=== Data in this exercise ===

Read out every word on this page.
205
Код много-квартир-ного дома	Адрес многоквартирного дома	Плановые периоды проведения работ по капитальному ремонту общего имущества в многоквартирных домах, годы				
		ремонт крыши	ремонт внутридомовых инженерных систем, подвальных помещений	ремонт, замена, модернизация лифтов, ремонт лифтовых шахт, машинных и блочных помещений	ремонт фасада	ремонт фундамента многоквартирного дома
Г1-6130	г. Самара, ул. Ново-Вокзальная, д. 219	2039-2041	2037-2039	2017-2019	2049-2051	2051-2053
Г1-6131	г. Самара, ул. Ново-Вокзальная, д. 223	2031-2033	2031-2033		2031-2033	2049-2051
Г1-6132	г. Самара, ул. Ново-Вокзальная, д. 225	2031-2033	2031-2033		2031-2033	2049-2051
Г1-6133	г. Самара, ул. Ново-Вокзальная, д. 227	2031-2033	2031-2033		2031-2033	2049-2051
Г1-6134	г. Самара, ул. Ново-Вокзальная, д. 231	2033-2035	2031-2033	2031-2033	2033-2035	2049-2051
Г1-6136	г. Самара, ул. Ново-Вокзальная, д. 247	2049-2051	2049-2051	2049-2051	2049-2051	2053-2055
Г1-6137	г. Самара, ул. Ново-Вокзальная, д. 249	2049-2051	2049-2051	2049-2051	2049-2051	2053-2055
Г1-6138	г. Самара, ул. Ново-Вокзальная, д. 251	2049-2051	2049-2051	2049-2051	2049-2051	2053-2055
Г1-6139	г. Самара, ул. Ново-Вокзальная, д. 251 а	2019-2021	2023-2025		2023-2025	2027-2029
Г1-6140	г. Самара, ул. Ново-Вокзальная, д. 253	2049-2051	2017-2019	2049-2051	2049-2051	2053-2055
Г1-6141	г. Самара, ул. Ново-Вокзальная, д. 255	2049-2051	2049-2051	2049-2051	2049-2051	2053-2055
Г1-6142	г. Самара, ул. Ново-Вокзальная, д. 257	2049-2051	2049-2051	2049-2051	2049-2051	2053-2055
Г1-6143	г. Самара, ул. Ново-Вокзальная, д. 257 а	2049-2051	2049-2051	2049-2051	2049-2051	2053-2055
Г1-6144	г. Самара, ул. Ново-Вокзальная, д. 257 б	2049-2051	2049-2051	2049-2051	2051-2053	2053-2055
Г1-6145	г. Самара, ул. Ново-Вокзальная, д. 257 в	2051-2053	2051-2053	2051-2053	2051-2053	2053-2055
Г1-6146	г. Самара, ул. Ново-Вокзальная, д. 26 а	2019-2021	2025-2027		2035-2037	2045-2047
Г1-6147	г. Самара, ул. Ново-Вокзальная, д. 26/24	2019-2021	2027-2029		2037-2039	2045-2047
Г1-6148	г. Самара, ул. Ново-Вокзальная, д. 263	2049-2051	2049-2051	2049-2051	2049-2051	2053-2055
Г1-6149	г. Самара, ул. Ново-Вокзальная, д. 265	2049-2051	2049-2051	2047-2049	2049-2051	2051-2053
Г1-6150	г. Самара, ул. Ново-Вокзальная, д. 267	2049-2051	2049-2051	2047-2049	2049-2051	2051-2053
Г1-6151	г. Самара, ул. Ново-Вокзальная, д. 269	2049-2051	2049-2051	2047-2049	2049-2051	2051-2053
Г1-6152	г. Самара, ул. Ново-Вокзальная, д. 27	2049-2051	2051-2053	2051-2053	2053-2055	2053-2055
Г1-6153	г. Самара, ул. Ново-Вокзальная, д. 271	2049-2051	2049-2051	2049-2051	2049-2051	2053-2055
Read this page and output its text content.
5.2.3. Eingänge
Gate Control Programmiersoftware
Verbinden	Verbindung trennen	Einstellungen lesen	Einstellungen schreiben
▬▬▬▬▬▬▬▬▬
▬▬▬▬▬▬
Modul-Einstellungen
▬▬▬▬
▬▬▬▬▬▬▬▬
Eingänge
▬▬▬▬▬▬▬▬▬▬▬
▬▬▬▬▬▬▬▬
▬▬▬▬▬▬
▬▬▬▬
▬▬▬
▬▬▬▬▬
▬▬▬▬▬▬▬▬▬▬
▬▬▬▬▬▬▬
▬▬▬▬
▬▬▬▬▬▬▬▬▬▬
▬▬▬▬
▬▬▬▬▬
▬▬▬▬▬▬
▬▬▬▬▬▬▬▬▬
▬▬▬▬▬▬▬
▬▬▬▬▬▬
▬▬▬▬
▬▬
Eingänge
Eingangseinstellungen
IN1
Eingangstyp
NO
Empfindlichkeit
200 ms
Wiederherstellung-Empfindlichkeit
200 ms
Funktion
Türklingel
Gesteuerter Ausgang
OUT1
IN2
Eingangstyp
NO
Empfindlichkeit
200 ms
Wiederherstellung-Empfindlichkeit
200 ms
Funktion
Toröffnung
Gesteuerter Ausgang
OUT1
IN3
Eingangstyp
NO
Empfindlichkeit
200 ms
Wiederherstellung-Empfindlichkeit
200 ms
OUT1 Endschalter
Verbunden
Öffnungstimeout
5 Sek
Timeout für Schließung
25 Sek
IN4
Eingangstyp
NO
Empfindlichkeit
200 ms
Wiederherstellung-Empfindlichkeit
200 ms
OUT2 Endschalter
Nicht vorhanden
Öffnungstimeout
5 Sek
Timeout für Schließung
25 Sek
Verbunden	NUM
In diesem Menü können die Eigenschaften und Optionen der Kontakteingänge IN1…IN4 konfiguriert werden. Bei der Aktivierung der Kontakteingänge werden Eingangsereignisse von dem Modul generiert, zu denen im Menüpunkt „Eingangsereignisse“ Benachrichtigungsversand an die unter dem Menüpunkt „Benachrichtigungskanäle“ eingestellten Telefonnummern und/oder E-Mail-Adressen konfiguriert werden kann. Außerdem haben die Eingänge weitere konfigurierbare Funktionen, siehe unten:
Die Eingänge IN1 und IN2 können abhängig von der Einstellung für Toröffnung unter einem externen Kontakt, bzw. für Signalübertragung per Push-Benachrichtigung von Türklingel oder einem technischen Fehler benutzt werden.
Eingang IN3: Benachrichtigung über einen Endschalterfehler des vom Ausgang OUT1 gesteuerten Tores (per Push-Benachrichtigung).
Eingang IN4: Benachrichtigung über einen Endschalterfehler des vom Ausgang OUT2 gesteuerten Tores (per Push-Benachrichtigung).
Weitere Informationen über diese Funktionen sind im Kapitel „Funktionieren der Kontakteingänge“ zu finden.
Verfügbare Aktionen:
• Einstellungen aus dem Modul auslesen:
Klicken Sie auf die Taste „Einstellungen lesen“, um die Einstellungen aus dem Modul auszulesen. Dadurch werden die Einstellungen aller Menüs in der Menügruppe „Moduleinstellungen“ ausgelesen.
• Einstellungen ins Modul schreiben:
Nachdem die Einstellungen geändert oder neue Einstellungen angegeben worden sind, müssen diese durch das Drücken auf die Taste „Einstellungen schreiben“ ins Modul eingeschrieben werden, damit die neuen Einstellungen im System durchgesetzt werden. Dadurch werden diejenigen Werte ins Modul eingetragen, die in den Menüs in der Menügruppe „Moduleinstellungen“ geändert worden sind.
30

===

◆ What is expected: Gather up the lines that contain the word "Toröffnung".

◆ Answer to the task:
Toröffnung
Die Eingänge IN1 und IN2 können abhängig von der Einstellung für Toröffnung unter einem externen Kontakt, bzw. für Signalübertragung per Push-Benachrichtigung von Türklingel oder einem technischen Fehler benutzt werden.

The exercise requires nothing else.